The task
Set all the material down again unchanged, without the pictures.

Exercise data
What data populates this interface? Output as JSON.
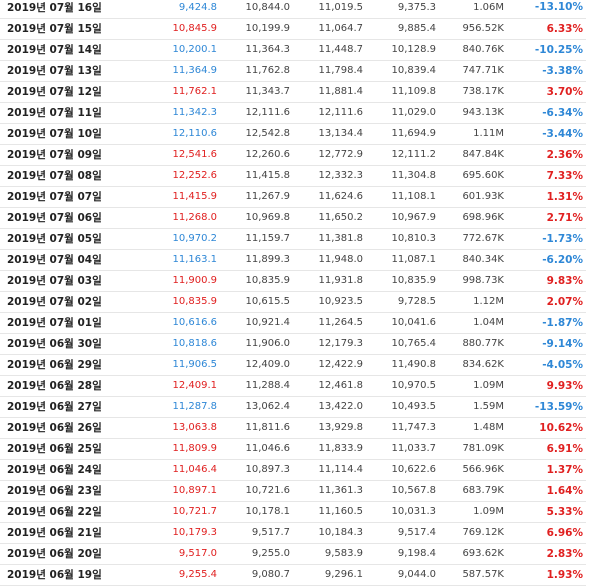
{
  "colors": {
    "up": "#e02020",
    "down": "#2e87d6"
  },
  "rows": [
    {
      "date": "2019년 07월 16일",
      "close": "9,424.8",
      "open": "10,844.0",
      "high": "11,019.5",
      "low": "9,375.3",
      "volume": "1.06M",
      "change": "-13.10%",
      "dir": "down"
    },
    {
      "date": "2019년 07월 15일",
      "close": "10,845.9",
      "open": "10,199.9",
      "high": "11,064.7",
      "low": "9,885.4",
      "volume": "956.52K",
      "change": "6.33%",
      "dir": "up"
    },
    {
      "date": "2019년 07월 14일",
      "close": "10,200.1",
      "open": "11,364.3",
      "high": "11,448.7",
      "low": "10,128.9",
      "volume": "840.76K",
      "change": "-10.25%",
      "dir": "down"
    },
    {
      "date": "2019년 07월 13일",
      "close": "11,364.9",
      "open": "11,762.8",
      "high": "11,798.4",
      "low": "10,839.4",
      "volume": "747.71K",
      "change": "-3.38%",
      "dir": "down"
    },
    {
      "date": "2019년 07월 12일",
      "close": "11,762.1",
      "open": "11,343.7",
      "high": "11,881.4",
      "low": "11,109.8",
      "volume": "738.17K",
      "change": "3.70%",
      "dir": "up"
    },
    {
      "date": "2019년 07월 11일",
      "close": "11,342.3",
      "open": "12,111.6",
      "high": "12,111.6",
      "low": "11,029.0",
      "volume": "943.13K",
      "change": "-6.34%",
      "dir": "down"
    },
    {
      "date": "2019년 07월 10일",
      "close": "12,110.6",
      "open": "12,542.8",
      "high": "13,134.4",
      "low": "11,694.9",
      "volume": "1.11M",
      "change": "-3.44%",
      "dir": "down"
    },
    {
      "date": "2019년 07월 09일",
      "close": "12,541.6",
      "open": "12,260.6",
      "high": "12,772.9",
      "low": "12,111.2",
      "volume": "847.84K",
      "change": "2.36%",
      "dir": "up"
    },
    {
      "date": "2019년 07월 08일",
      "close": "12,252.6",
      "open": "11,415.8",
      "high": "12,332.3",
      "low": "11,304.8",
      "volume": "695.60K",
      "change": "7.33%",
      "dir": "up"
    },
    {
      "date": "2019년 07월 07일",
      "close": "11,415.9",
      "open": "11,267.9",
      "high": "11,624.6",
      "low": "11,108.1",
      "volume": "601.93K",
      "change": "1.31%",
      "dir": "up"
    },
    {
      "date": "2019년 07월 06일",
      "close": "11,268.0",
      "open": "10,969.8",
      "high": "11,650.2",
      "low": "10,967.9",
      "volume": "698.96K",
      "change": "2.71%",
      "dir": "up"
    },
    {
      "date": "2019년 07월 05일",
      "close": "10,970.2",
      "open": "11,159.7",
      "high": "11,381.8",
      "low": "10,810.3",
      "volume": "772.67K",
      "change": "-1.73%",
      "dir": "down"
    },
    {
      "date": "2019년 07월 04일",
      "close": "11,163.1",
      "open": "11,899.3",
      "high": "11,948.0",
      "low": "11,087.1",
      "volume": "840.34K",
      "change": "-6.20%",
      "dir": "down"
    },
    {
      "date": "2019년 07월 03일",
      "close": "11,900.9",
      "open": "10,835.9",
      "high": "11,931.8",
      "low": "10,835.9",
      "volume": "998.73K",
      "change": "9.83%",
      "dir": "up"
    },
    {
      "date": "2019년 07월 02일",
      "close": "10,835.9",
      "open": "10,615.5",
      "high": "10,923.5",
      "low": "9,728.5",
      "volume": "1.12M",
      "change": "2.07%",
      "dir": "up"
    },
    {
      "date": "2019년 07월 01일",
      "close": "10,616.6",
      "open": "10,921.4",
      "high": "11,264.5",
      "low": "10,041.6",
      "volume": "1.04M",
      "change": "-1.87%",
      "dir": "down"
    },
    {
      "date": "2019년 06월 30일",
      "close": "10,818.6",
      "open": "11,906.0",
      "high": "12,179.3",
      "low": "10,765.4",
      "volume": "880.77K",
      "change": "-9.14%",
      "dir": "down"
    },
    {
      "date": "2019년 06월 29일",
      "close": "11,906.5",
      "open": "12,409.0",
      "high": "12,422.9",
      "low": "11,490.8",
      "volume": "834.62K",
      "change": "-4.05%",
      "dir": "down"
    },
    {
      "date": "2019년 06월 28일",
      "close": "12,409.1",
      "open": "11,288.4",
      "high": "12,461.8",
      "low": "10,970.5",
      "volume": "1.09M",
      "change": "9.93%",
      "dir": "up"
    },
    {
      "date": "2019년 06월 27일",
      "close": "11,287.8",
      "open": "13,062.4",
      "high": "13,422.0",
      "low": "10,493.5",
      "volume": "1.59M",
      "change": "-13.59%",
      "dir": "down"
    },
    {
      "date": "2019년 06월 26일",
      "close": "13,063.8",
      "open": "11,811.6",
      "high": "13,929.8",
      "low": "11,747.3",
      "volume": "1.48M",
      "change": "10.62%",
      "dir": "up"
    },
    {
      "date": "2019년 06월 25일",
      "close": "11,809.9",
      "open": "11,046.6",
      "high": "11,833.9",
      "low": "11,033.7",
      "volume": "781.09K",
      "change": "6.91%",
      "dir": "up"
    },
    {
      "date": "2019년 06월 24일",
      "close": "11,046.4",
      "open": "10,897.3",
      "high": "11,114.4",
      "low": "10,622.6",
      "volume": "566.96K",
      "change": "1.37%",
      "dir": "up"
    },
    {
      "date": "2019년 06월 23일",
      "close": "10,897.1",
      "open": "10,721.6",
      "high": "11,361.3",
      "low": "10,567.8",
      "volume": "683.79K",
      "change": "1.64%",
      "dir": "up"
    },
    {
      "date": "2019년 06월 22일",
      "close": "10,721.7",
      "open": "10,178.1",
      "high": "11,160.5",
      "low": "10,031.3",
      "volume": "1.09M",
      "change": "5.33%",
      "dir": "up"
    },
    {
      "date": "2019년 06월 21일",
      "close": "10,179.3",
      "open": "9,517.7",
      "high": "10,184.3",
      "low": "9,517.4",
      "volume": "769.12K",
      "change": "6.96%",
      "dir": "up"
    },
    {
      "date": "2019년 06월 20일",
      "close": "9,517.0",
      "open": "9,255.0",
      "high": "9,583.9",
      "low": "9,198.4",
      "volume": "693.62K",
      "change": "2.83%",
      "dir": "up"
    },
    {
      "date": "2019년 06월 19일",
      "close": "9,255.4",
      "open": "9,080.7",
      "high": "9,296.1",
      "low": "9,044.0",
      "volume": "587.57K",
      "change": "1.93%",
      "dir": "up"
    }
  ]
}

Written answer
What data populates this interface? Output as JSON.
{
  "colors": {
    "up": "#e02020",
    "down": "#2e87d6"
  },
  "rows": [
    {
      "date": "2019년 07월 16일",
      "close": "9,424.8",
      "open": "10,844.0",
      "high": "11,019.5",
      "low": "9,375.3",
      "volume": "1.06M",
      "change": "-13.10%",
      "dir": "down"
    },
    {
      "date": "2019년 07월 15일",
      "close": "10,845.9",
      "open": "10,199.9",
      "high": "11,064.7",
      "low": "9,885.4",
      "volume": "956.52K",
      "change": "6.33%",
      "dir": "up"
    },
    {
      "date": "2019년 07월 14일",
      "close": "10,200.1",
      "open": "11,364.3",
      "high": "11,448.7",
      "low": "10,128.9",
      "volume": "840.76K",
      "change": "-10.25%",
      "dir": "down"
    },
    {
      "date": "2019년 07월 13일",
      "close": "11,364.9",
      "open": "11,762.8",
      "high": "11,798.4",
      "low": "10,839.4",
      "volume": "747.71K",
      "change": "-3.38%",
      "dir": "down"
    },
    {
      "date": "2019년 07월 12일",
      "close": "11,762.1",
      "open": "11,343.7",
      "high": "11,881.4",
      "low": "11,109.8",
      "volume": "738.17K",
      "change": "3.70%",
      "dir": "up"
    },
    {
      "date": "2019년 07월 11일",
      "close": "11,342.3",
      "open": "12,111.6",
      "high": "12,111.6",
      "low": "11,029.0",
      "volume": "943.13K",
      "change": "-6.34%",
      "dir": "down"
    },
    {
      "date": "2019년 07월 10일",
      "close": "12,110.6",
      "open": "12,542.8",
      "high": "13,134.4",
      "low": "11,694.9",
      "volume": "1.11M",
      "change": "-3.44%",
      "dir": "down"
    },
    {
      "date": "2019년 07월 09일",
      "close": "12,541.6",
      "open": "12,260.6",
      "high": "12,772.9",
      "low": "12,111.2",
      "volume": "847.84K",
      "change": "2.36%",
      "dir": "up"
    },
    {
      "date": "2019년 07월 08일",
      "close": "12,252.6",
      "open": "11,415.8",
      "high": "12,332.3",
      "low": "11,304.8",
      "volume": "695.60K",
      "change": "7.33%",
      "dir": "up"
    },
    {
      "date": "2019년 07월 07일",
      "close": "11,415.9",
      "open": "11,267.9",
      "high": "11,624.6",
      "low": "11,108.1",
      "volume": "601.93K",
      "change": "1.31%",
      "dir": "up"
    },
    {
      "date": "2019년 07월 06일",
      "close": "11,268.0",
      "open": "10,969.8",
      "high": "11,650.2",
      "low": "10,967.9",
      "volume": "698.96K",
      "change": "2.71%",
      "dir": "up"
    },
    {
      "date": "2019년 07월 05일",
      "close": "10,970.2",
      "open": "11,159.7",
      "high": "11,381.8",
      "low": "10,810.3",
      "volume": "772.67K",
      "change": "-1.73%",
      "dir": "down"
    },
    {
      "date": "2019년 07월 04일",
      "close": "11,163.1",
      "open": "11,899.3",
      "high": "11,948.0",
      "low": "11,087.1",
      "volume": "840.34K",
      "change": "-6.20%",
      "dir": "down"
    },
    {
      "date": "2019년 07월 03일",
      "close": "11,900.9",
      "open": "10,835.9",
      "high": "11,931.8",
      "low": "10,835.9",
      "volume": "998.73K",
      "change": "9.83%",
      "dir": "up"
    },
    {
      "date": "2019년 07월 02일",
      "close": "10,835.9",
      "open": "10,615.5",
      "high": "10,923.5",
      "low": "9,728.5",
      "volume": "1.12M",
      "change": "2.07%",
      "dir": "up"
    },
    {
      "date": "2019년 07월 01일",
      "close": "10,616.6",
      "open": "10,921.4",
      "high": "11,264.5",
      "low": "10,041.6",
      "volume": "1.04M",
      "change": "-1.87%",
      "dir": "down"
    },
    {
      "date": "2019년 06월 30일",
      "close": "10,818.6",
      "open": "11,906.0",
      "high": "12,179.3",
      "low": "10,765.4",
      "volume": "880.77K",
      "change": "-9.14%",
      "dir": "down"
    },
    {
      "date": "2019년 06월 29일",
      "close": "11,906.5",
      "open": "12,409.0",
      "high": "12,422.9",
      "low": "11,490.8",
      "volume": "834.62K",
      "change": "-4.05%",
      "dir": "down"
    },
    {
      "date": "2019년 06월 28일",
      "close": "12,409.1",
      "open": "11,288.4",
      "high": "12,461.8",
      "low": "10,970.5",
      "volume": "1.09M",
      "change": "9.93%",
      "dir": "up"
    },
    {
      "date": "2019년 06월 27일",
      "close": "11,287.8",
      "open": "13,062.4",
      "high": "13,422.0",
      "low": "10,493.5",
      "volume": "1.59M",
      "change": "-13.59%",
      "dir": "down"
    },
    {
      "date": "2019년 06월 26일",
      "close": "13,063.8",
      "open": "11,811.6",
      "high": "13,929.8",
      "low": "11,747.3",
      "volume": "1.48M",
      "change": "10.62%",
      "dir": "up"
    },
    {
      "date": "2019년 06월 25일",
      "close": "11,809.9",
      "open": "11,046.6",
      "high": "11,833.9",
      "low": "11,033.7",
      "volume": "781.09K",
      "change": "6.91%",
      "dir": "up"
    },
    {
      "date": "2019년 06월 24일",
      "close": "11,046.4",
      "open": "10,897.3",
      "high": "11,114.4",
      "low": "10,622.6",
      "volume": "566.96K",
      "change": "1.37%",
      "dir": "up"
    },
    {
      "date": "2019년 06월 23일",
      "close": "10,897.1",
      "open": "10,721.6",
      "high": "11,361.3",
      "low": "10,567.8",
      "volume": "683.79K",
      "change": "1.64%",
      "dir": "up"
    },
    {
      "date": "2019년 06월 22일",
      "close": "10,721.7",
      "open": "10,178.1",
      "high": "11,160.5",
      "low": "10,031.3",
      "volume": "1.09M",
      "change": "5.33%",
      "dir": "up"
    },
    {
      "date": "2019년 06월 21일",
      "close": "10,179.3",
      "open": "9,517.7",
      "high": "10,184.3",
      "low": "9,517.4",
      "volume": "769.12K",
      "change": "6.96%",
      "dir": "up"
    },
    {
      "date": "2019년 06월 20일",
      "close": "9,517.0",
      "open": "9,255.0",
      "high": "9,583.9",
      "low": "9,198.4",
      "volume": "693.62K",
      "change": "2.83%",
      "dir": "up"
    },
    {
      "date": "2019년 06월 19일",
      "close": "9,255.4",
      "open": "9,080.7",
      "high": "9,296.1",
      "low": "9,044.0",
      "volume": "587.57K",
      "change": "1.93%",
      "dir": "up"
    }
  ]
}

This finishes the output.